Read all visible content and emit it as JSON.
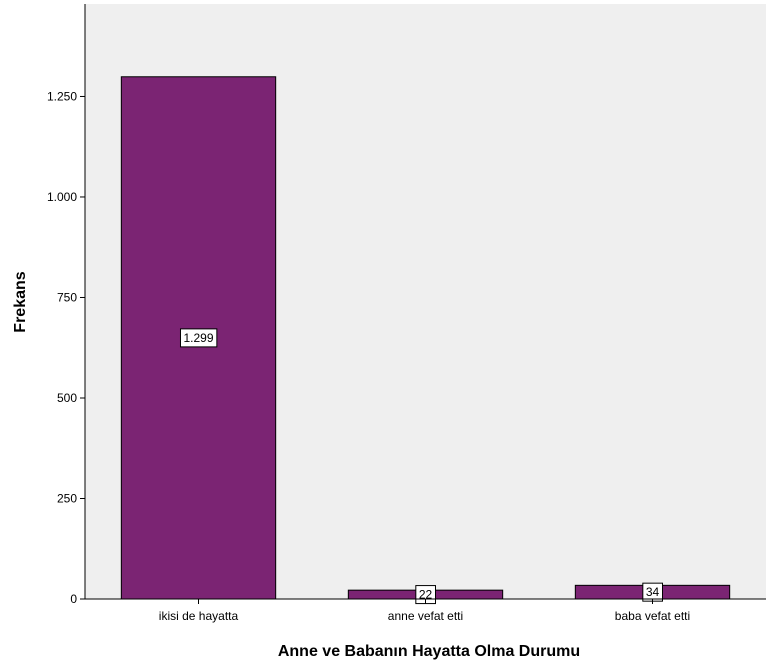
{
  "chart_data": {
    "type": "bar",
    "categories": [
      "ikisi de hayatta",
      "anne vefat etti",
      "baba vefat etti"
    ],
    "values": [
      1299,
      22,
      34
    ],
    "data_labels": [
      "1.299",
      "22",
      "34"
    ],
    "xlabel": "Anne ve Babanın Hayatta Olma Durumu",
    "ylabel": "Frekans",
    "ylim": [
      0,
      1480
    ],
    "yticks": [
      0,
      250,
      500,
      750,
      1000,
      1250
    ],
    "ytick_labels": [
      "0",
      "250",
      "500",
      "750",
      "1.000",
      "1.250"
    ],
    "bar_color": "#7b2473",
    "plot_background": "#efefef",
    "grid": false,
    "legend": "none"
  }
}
= = = =
What is being asked: Print all entries exactly. The images do not belong in the copy.

Full output:
Read all visible content and emit it as JSON.
{
  "chart_data": {
    "type": "bar",
    "categories": [
      "ikisi de hayatta",
      "anne vefat etti",
      "baba vefat etti"
    ],
    "values": [
      1299,
      22,
      34
    ],
    "data_labels": [
      "1.299",
      "22",
      "34"
    ],
    "xlabel": "Anne ve Babanın Hayatta Olma Durumu",
    "ylabel": "Frekans",
    "ylim": [
      0,
      1480
    ],
    "yticks": [
      0,
      250,
      500,
      750,
      1000,
      1250
    ],
    "ytick_labels": [
      "0",
      "250",
      "500",
      "750",
      "1.000",
      "1.250"
    ],
    "bar_color": "#7b2473",
    "plot_background": "#efefef",
    "grid": false,
    "legend": "none"
  }
}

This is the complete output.